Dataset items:
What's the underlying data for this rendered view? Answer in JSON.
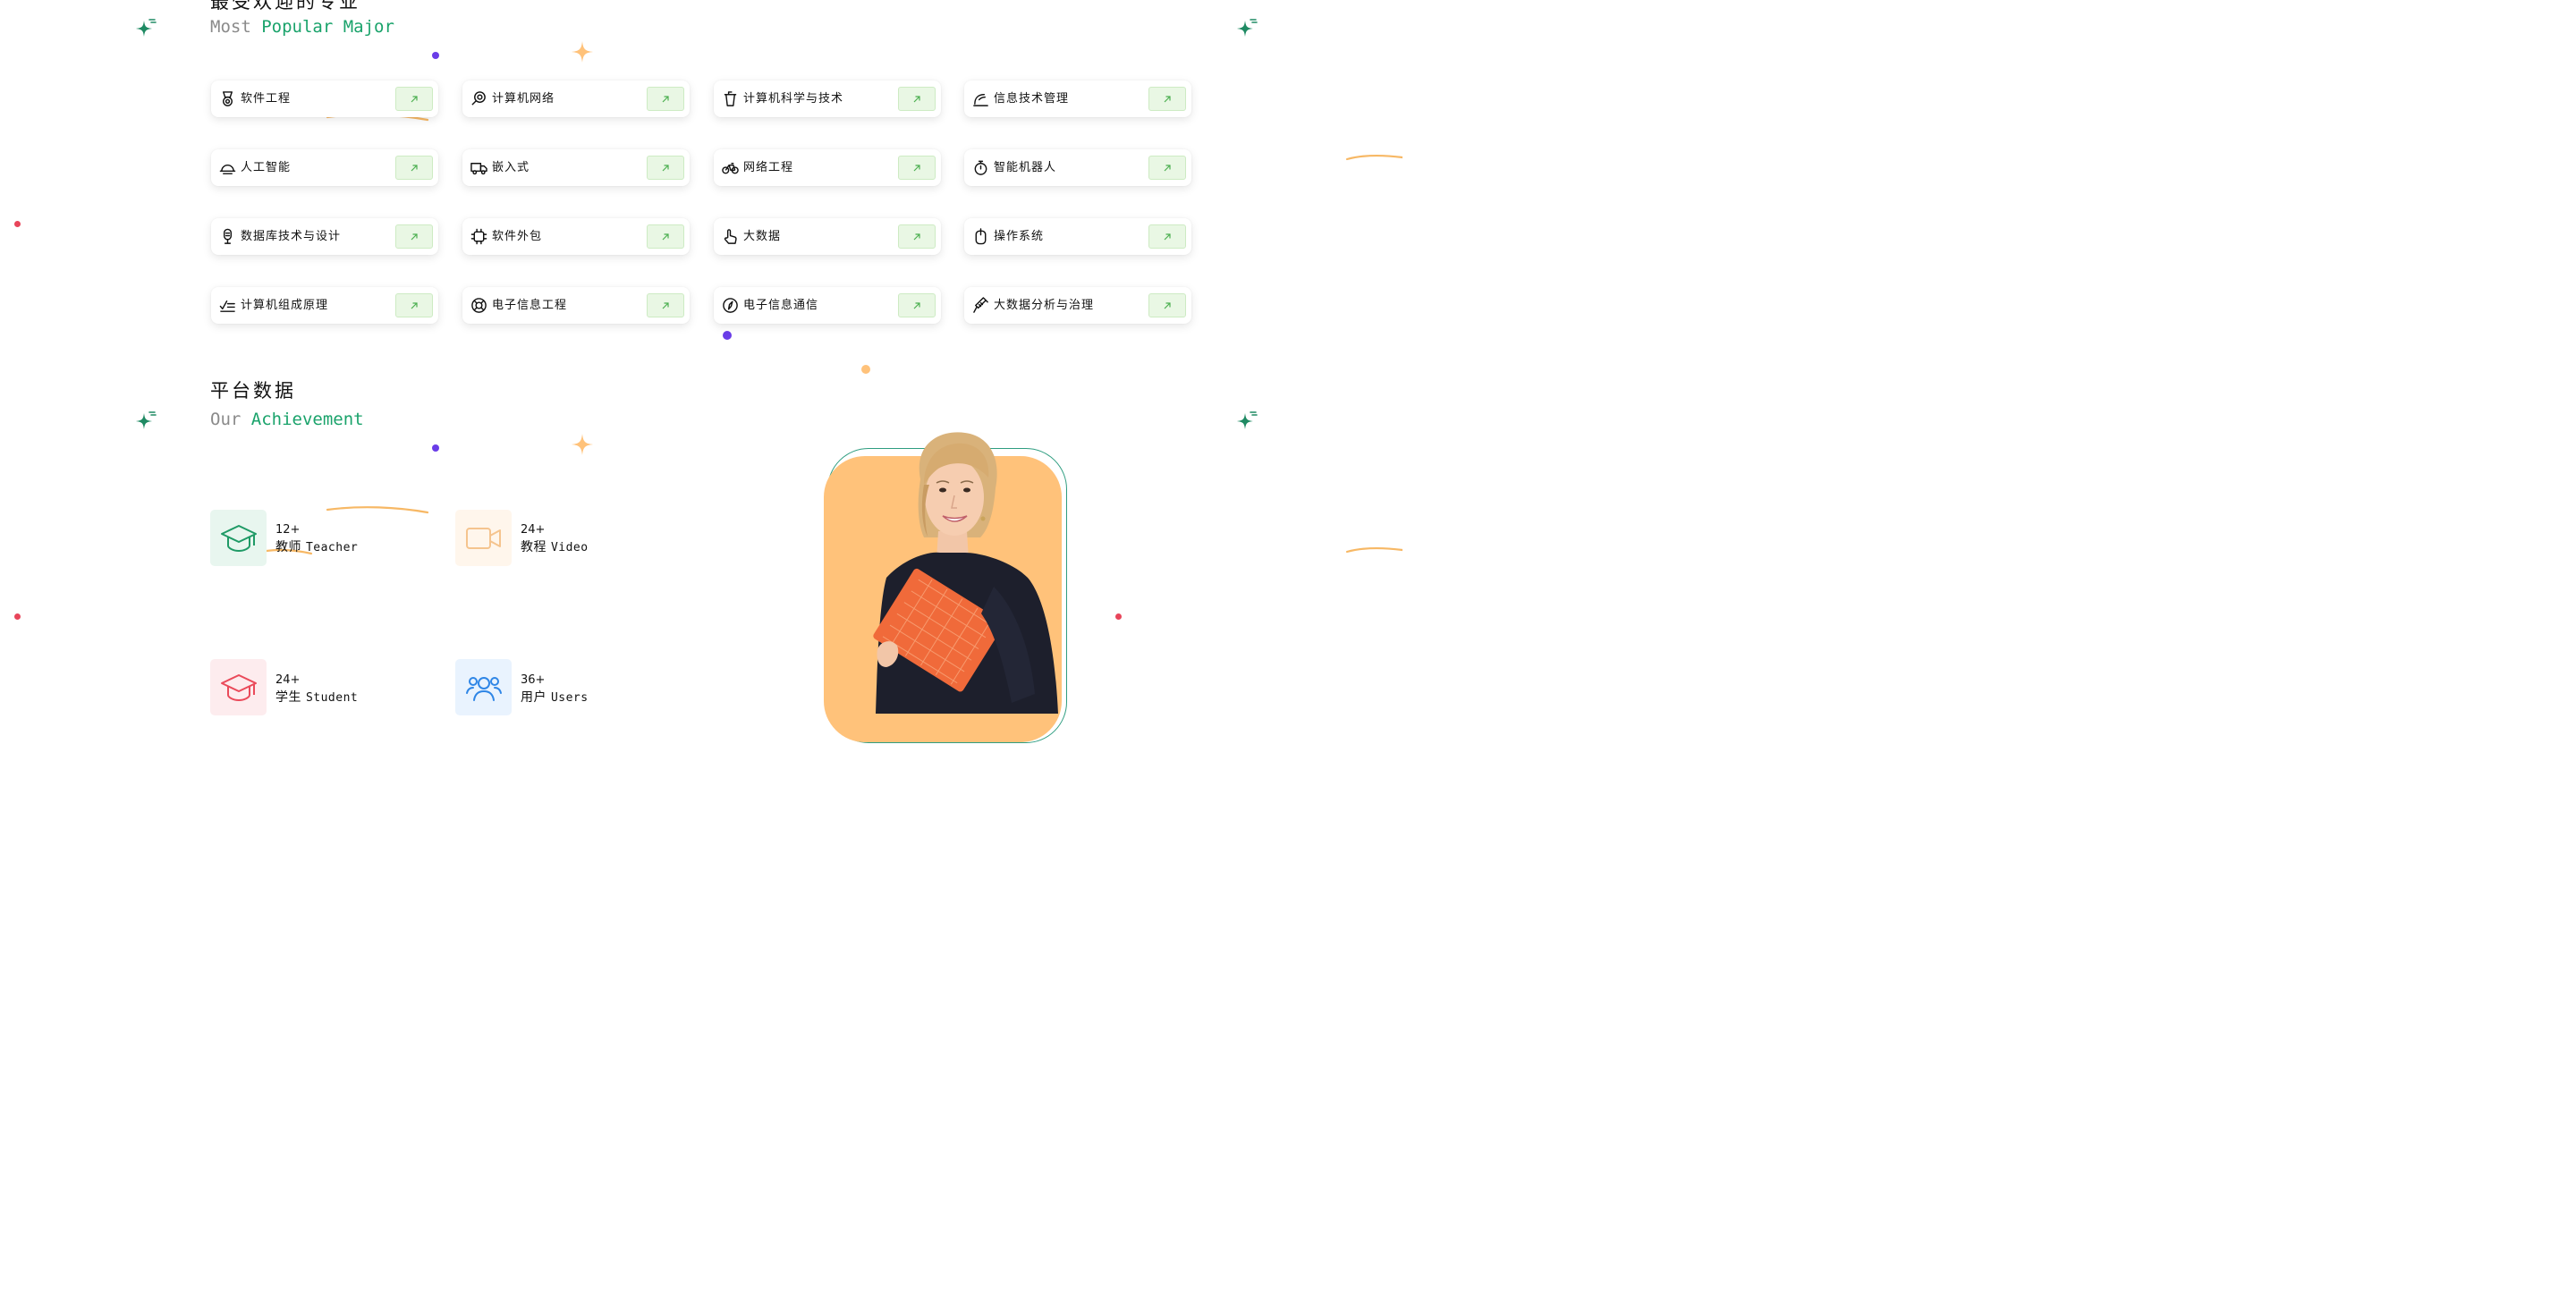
{
  "majors_section": {
    "title_cn": "最受欢迎的专业",
    "title_en_prefix": "Most ",
    "title_en_accent": "Popular Major"
  },
  "majors": [
    {
      "label": "软件工程",
      "icon": "medal-icon"
    },
    {
      "label": "计算机网络",
      "icon": "search-zoom-icon"
    },
    {
      "label": "计算机科学与技术",
      "icon": "cup-icon"
    },
    {
      "label": "信息技术管理",
      "icon": "wave-icon"
    },
    {
      "label": "人工智能",
      "icon": "dome-bell-icon"
    },
    {
      "label": "嵌入式",
      "icon": "truck-icon"
    },
    {
      "label": "网络工程",
      "icon": "bicycle-icon"
    },
    {
      "label": "智能机器人",
      "icon": "stopwatch-icon"
    },
    {
      "label": "数据库技术与设计",
      "icon": "microphone-icon"
    },
    {
      "label": "软件外包",
      "icon": "chip-icon"
    },
    {
      "label": "大数据",
      "icon": "pointer-hand-icon"
    },
    {
      "label": "操作系统",
      "icon": "mouse-icon"
    },
    {
      "label": "计算机组成原理",
      "icon": "checklist-icon"
    },
    {
      "label": "电子信息工程",
      "icon": "lifebuoy-icon"
    },
    {
      "label": "电子信息通信",
      "icon": "compass-icon"
    },
    {
      "label": "大数据分析与治理",
      "icon": "syringe-icon"
    }
  ],
  "stats_section": {
    "title_cn": "平台数据",
    "title_en_prefix": "Our ",
    "title_en_accent": "Achievement"
  },
  "stats": [
    {
      "number": "12+",
      "label_cn": "教师",
      "label_en": "Teacher",
      "icon": "graduation-cap-icon",
      "bg": "#e8f6ef",
      "color": "#1f9a66"
    },
    {
      "number": "24+",
      "label_cn": "教程",
      "label_en": "Video",
      "icon": "video-camera-icon",
      "bg": "#fff6ec",
      "color": "#f5c48e"
    },
    {
      "number": "24+",
      "label_cn": "学生",
      "label_en": "Student",
      "icon": "graduation-cap-icon",
      "bg": "#fdecee",
      "color": "#ea4a5a"
    },
    {
      "number": "36+",
      "label_cn": "用户",
      "label_en": "Users",
      "icon": "users-icon",
      "bg": "#e9f3fe",
      "color": "#2f86e6"
    }
  ],
  "colors": {
    "accent_green": "#1aa36b",
    "card_arrow_bg": "#e9f7e4",
    "orange": "#ffc27a",
    "sparkle_green": "#1f8a63",
    "dot_purple": "#6a3de8",
    "dot_red": "#e8455a"
  }
}
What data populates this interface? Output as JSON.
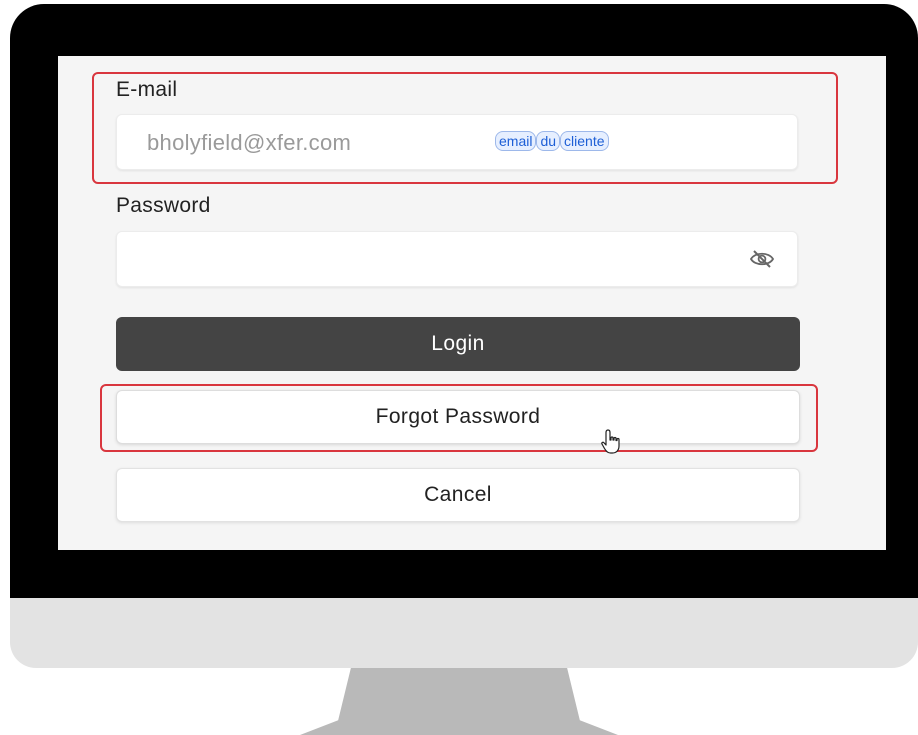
{
  "email_field": {
    "label": "E-mail",
    "value": "bholyfield@xfer.com",
    "annotation_chips": [
      "email",
      "du",
      "cliente"
    ]
  },
  "password_field": {
    "label": "Password",
    "value": "",
    "toggle_icon": "eye-slash-icon"
  },
  "buttons": {
    "login": "Login",
    "forgot_password": "Forgot Password",
    "cancel": "Cancel"
  },
  "colors": {
    "highlight": "#d9363e",
    "login_bg": "#444444",
    "chip_text": "#1d5fd6"
  },
  "icons": {
    "cursor": "hand-pointer-icon"
  }
}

To be done: Transcribe the records above exactly, leaving out every picture.

The result:
What's the underlying data for this rendered view? Answer in JSON.
{
  "majors_section": {
    "title_cn": "最受欢迎的专业",
    "title_en_prefix": "Most ",
    "title_en_accent": "Popular Major"
  },
  "majors": [
    {
      "label": "软件工程",
      "icon": "medal-icon"
    },
    {
      "label": "计算机网络",
      "icon": "search-zoom-icon"
    },
    {
      "label": "计算机科学与技术",
      "icon": "cup-icon"
    },
    {
      "label": "信息技术管理",
      "icon": "wave-icon"
    },
    {
      "label": "人工智能",
      "icon": "dome-bell-icon"
    },
    {
      "label": "嵌入式",
      "icon": "truck-icon"
    },
    {
      "label": "网络工程",
      "icon": "bicycle-icon"
    },
    {
      "label": "智能机器人",
      "icon": "stopwatch-icon"
    },
    {
      "label": "数据库技术与设计",
      "icon": "microphone-icon"
    },
    {
      "label": "软件外包",
      "icon": "chip-icon"
    },
    {
      "label": "大数据",
      "icon": "pointer-hand-icon"
    },
    {
      "label": "操作系统",
      "icon": "mouse-icon"
    },
    {
      "label": "计算机组成原理",
      "icon": "checklist-icon"
    },
    {
      "label": "电子信息工程",
      "icon": "lifebuoy-icon"
    },
    {
      "label": "电子信息通信",
      "icon": "compass-icon"
    },
    {
      "label": "大数据分析与治理",
      "icon": "syringe-icon"
    }
  ],
  "stats_section": {
    "title_cn": "平台数据",
    "title_en_prefix": "Our ",
    "title_en_accent": "Achievement"
  },
  "stats": [
    {
      "number": "12+",
      "label_cn": "教师",
      "label_en": "Teacher",
      "icon": "graduation-cap-icon",
      "bg": "#e8f6ef",
      "color": "#1f9a66"
    },
    {
      "number": "24+",
      "label_cn": "教程",
      "label_en": "Video",
      "icon": "video-camera-icon",
      "bg": "#fff6ec",
      "color": "#f5c48e"
    },
    {
      "number": "24+",
      "label_cn": "学生",
      "label_en": "Student",
      "icon": "graduation-cap-icon",
      "bg": "#fdecee",
      "color": "#ea4a5a"
    },
    {
      "number": "36+",
      "label_cn": "用户",
      "label_en": "Users",
      "icon": "users-icon",
      "bg": "#e9f3fe",
      "color": "#2f86e6"
    }
  ],
  "colors": {
    "accent_green": "#1aa36b",
    "card_arrow_bg": "#e9f7e4",
    "orange": "#ffc27a",
    "sparkle_green": "#1f8a63",
    "dot_purple": "#6a3de8",
    "dot_red": "#e8455a"
  }
}
What data populates this interface? Output as JSON.
{
  "email_field": {
    "label": "E-mail",
    "value": "bholyfield@xfer.com",
    "annotation_chips": [
      "email",
      "du",
      "cliente"
    ]
  },
  "password_field": {
    "label": "Password",
    "value": "",
    "toggle_icon": "eye-slash-icon"
  },
  "buttons": {
    "login": "Login",
    "forgot_password": "Forgot Password",
    "cancel": "Cancel"
  },
  "colors": {
    "highlight": "#d9363e",
    "login_bg": "#444444",
    "chip_text": "#1d5fd6"
  },
  "icons": {
    "cursor": "hand-pointer-icon"
  }
}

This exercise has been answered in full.